Source data
start
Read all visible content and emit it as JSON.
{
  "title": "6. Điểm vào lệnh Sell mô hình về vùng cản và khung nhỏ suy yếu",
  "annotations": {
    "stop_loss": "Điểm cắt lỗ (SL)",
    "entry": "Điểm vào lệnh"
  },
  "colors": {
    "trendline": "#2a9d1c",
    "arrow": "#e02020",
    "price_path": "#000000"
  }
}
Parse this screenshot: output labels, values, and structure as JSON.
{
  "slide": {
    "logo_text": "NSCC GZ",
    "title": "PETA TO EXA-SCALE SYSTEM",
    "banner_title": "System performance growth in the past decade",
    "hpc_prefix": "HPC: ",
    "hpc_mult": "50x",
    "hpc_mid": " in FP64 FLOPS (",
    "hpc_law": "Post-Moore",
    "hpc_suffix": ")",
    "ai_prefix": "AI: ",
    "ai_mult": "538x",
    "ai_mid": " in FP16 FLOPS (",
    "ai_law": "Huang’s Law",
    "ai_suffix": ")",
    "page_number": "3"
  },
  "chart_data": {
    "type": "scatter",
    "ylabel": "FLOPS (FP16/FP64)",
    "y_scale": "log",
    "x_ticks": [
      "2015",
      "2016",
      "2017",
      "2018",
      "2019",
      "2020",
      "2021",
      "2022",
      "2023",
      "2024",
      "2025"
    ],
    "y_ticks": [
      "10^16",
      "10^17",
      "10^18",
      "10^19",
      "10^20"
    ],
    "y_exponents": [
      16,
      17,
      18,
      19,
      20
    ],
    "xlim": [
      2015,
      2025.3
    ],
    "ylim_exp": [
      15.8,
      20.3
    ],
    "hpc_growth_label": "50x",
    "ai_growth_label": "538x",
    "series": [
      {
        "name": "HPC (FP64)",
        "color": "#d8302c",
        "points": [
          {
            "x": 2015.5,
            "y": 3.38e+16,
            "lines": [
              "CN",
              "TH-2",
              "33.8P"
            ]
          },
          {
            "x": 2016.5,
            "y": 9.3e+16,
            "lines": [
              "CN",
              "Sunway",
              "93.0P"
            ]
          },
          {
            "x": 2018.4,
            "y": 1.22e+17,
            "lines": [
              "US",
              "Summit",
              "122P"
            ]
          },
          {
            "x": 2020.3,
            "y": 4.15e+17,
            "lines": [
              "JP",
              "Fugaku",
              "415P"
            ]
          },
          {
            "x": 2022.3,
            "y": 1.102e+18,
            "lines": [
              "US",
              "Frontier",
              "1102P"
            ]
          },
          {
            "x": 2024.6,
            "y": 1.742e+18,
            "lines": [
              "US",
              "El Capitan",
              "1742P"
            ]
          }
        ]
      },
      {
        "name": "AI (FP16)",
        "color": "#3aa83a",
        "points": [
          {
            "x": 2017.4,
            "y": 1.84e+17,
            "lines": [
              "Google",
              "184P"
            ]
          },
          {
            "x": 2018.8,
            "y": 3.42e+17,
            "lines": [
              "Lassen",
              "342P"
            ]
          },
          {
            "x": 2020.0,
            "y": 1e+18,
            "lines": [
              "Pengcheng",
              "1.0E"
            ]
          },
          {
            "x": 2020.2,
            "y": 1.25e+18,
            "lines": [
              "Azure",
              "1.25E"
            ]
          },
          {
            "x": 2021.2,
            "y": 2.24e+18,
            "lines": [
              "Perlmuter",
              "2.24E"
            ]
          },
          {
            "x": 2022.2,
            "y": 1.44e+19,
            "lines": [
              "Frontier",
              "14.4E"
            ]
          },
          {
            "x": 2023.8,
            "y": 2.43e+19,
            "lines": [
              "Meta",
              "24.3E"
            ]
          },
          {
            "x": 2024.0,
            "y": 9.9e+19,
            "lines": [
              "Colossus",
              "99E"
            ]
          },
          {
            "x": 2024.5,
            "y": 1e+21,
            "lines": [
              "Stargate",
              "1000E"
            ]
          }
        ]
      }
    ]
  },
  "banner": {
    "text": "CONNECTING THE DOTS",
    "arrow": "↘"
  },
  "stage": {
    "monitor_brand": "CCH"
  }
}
end
TASK PROMPT
Among the entries above, identify all lines with "lệnh" and copy them.

REPLY
  "title": "6. Điểm vào lệnh Sell mô hình về vùng cản và khung nhỏ suy yếu",
    "entry": "Điểm vào lệnh"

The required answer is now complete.